AIM: Output each entry below as it stands, leaving out every picture.

Collected data entries:
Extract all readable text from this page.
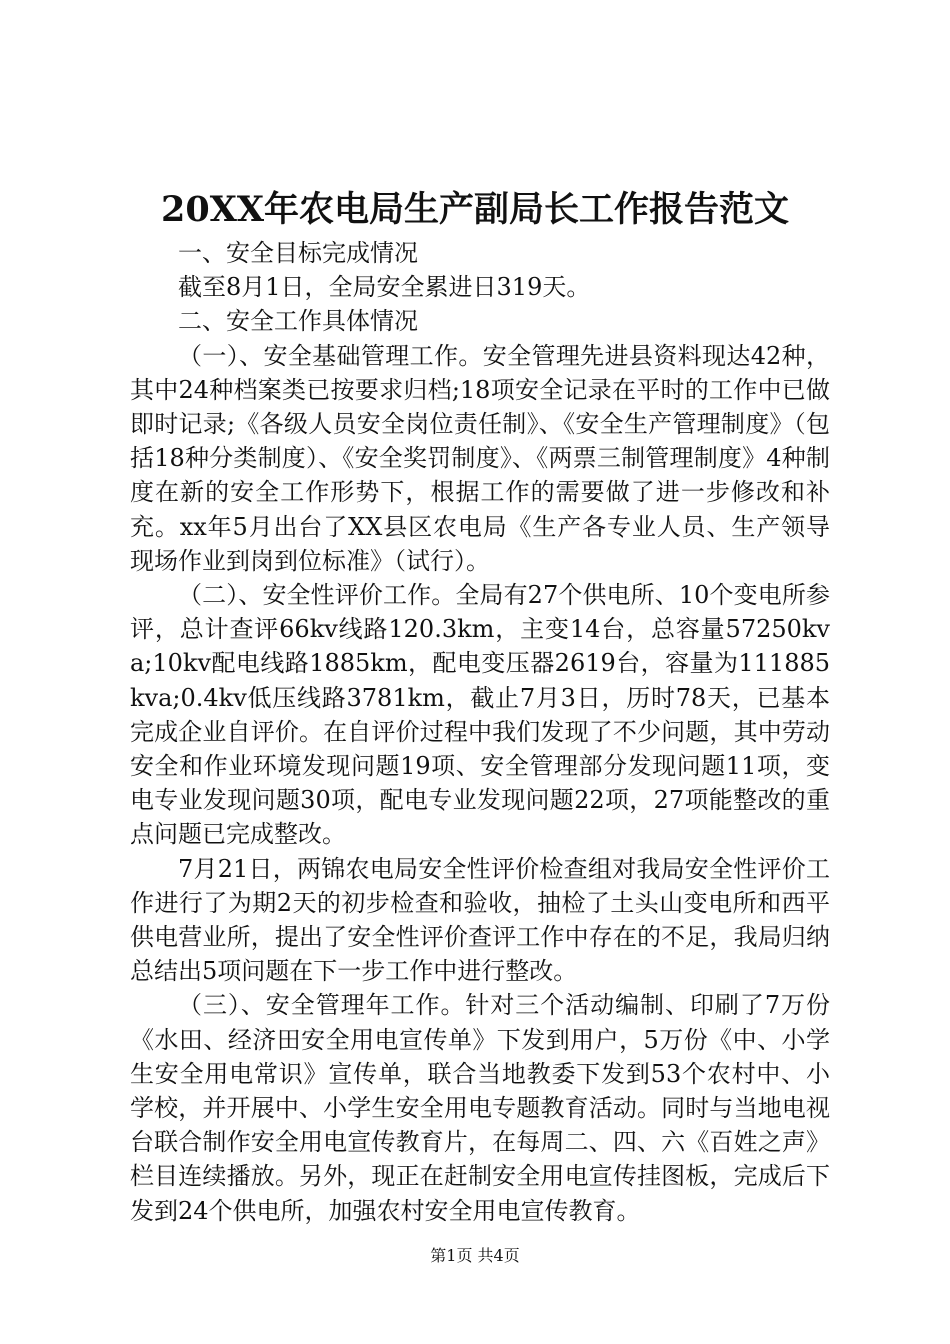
20XX年农电局生产副局长工作报告范文

一、安全目标完成情况

截至8月1日，全局安全累进日319天。

二、安全工作具体情况

（一）、安全基础管理工作。安全管理先进县资料现达42种，其中24种档案类已按要求归档;18项安全记录在平时的工作中已做即时记录;《各级人员安全岗位责任制》、《安全生产管理制度》（包括18种分类制度）、《安全奖罚制度》、《两票三制管理制度》4种制度在新的安全工作形势下，根据工作的需要做了进一步修改和补充。xx年5月出台了XX县区农电局《生产各专业人员、生产领导现场作业到岗到位标准》（试行）。

（二）、安全性评价工作。全局有27个供电所、10个变电所参评，总计查评66kv线路120.3km，主变14台，总容量57250kva;10kv配电线路1885km，配电变压器2619台，容量为111885kva;0.4kv低压线路3781km，截止7月3日，历时78天，已基本完成企业自评价。在自评价过程中我们发现了不少问题，其中劳动安全和作业环境发现问题19项、安全管理部分发现问题11项，变电专业发现问题30项，配电专业发现问题22项，27项能整改的重点问题已完成整改。

7月21日，两锦农电局安全性评价检查组对我局安全性评价工作进行了为期2天的初步检查和验收，抽检了土头山变电所和西平供电营业所，提出了安全性评价查评工作中存在的不足，我局归纳总结出5项问题在下一步工作中进行整改。

（三）、安全管理年工作。针对三个活动编制、印刷了7万份《水田、经济田安全用电宣传单》下发到用户，5万份《中、小学生安全用电常识》宣传单，联合当地教委下发到53个农村中、小学校，并开展中、小学生安全用电专题教育活动。同时与当地电视台联合制作安全用电宣传教育片，在每周二、四、六《百姓之声》栏目连续播放。另外，现正在赶制安全用电宣传挂图板，完成后下发到24个供电所，加强农村安全用电宣传教育。

第1页 共4页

RESPONSE TO THE TASK:
Extract all readable text from this page.
20XX年农电局生产副局长工作报告范文

一、安全目标完成情况

截至8月1日，全局安全累进日319天。

二、安全工作具体情况

（一）、安全基础管理工作。安全管理先进县资料现达42种，其中24种档案类已按要求归档;18项安全记录在平时的工作中已做即时记录;《各级人员安全岗位责任制》、《安全生产管理制度》（包括18种分类制度）、《安全奖罚制度》、《两票三制管理制度》4种制度在新的安全工作形势下，根据工作的需要做了进一步修改和补充。xx年5月出台了XX县区农电局《生产各专业人员、生产领导现场作业到岗到位标准》（试行）。

（二）、安全性评价工作。全局有27个供电所、10个变电所参评，总计查评66kv线路120.3km，主变14台，总容量57250kva;10kv配电线路1885km，配电变压器2619台，容量为111885kva;0.4kv低压线路3781km，截止7月3日，历时78天，已基本完成企业自评价。在自评价过程中我们发现了不少问题，其中劳动安全和作业环境发现问题19项、安全管理部分发现问题11项，变电专业发现问题30项，配电专业发现问题22项，27项能整改的重点问题已完成整改。

7月21日，两锦农电局安全性评价检查组对我局安全性评价工作进行了为期2天的初步检查和验收，抽检了土头山变电所和西平供电营业所，提出了安全性评价查评工作中存在的不足，我局归纳总结出5项问题在下一步工作中进行整改。

（三）、安全管理年工作。针对三个活动编制、印刷了7万份《水田、经济田安全用电宣传单》下发到用户，5万份《中、小学生安全用电常识》宣传单，联合当地教委下发到53个农村中、小学校，并开展中、小学生安全用电专题教育活动。同时与当地电视台联合制作安全用电宣传教育片，在每周二、四、六《百姓之声》栏目连续播放。另外，现正在赶制安全用电宣传挂图板，完成后下发到24个供电所，加强农村安全用电宣传教育。

第1页 共4页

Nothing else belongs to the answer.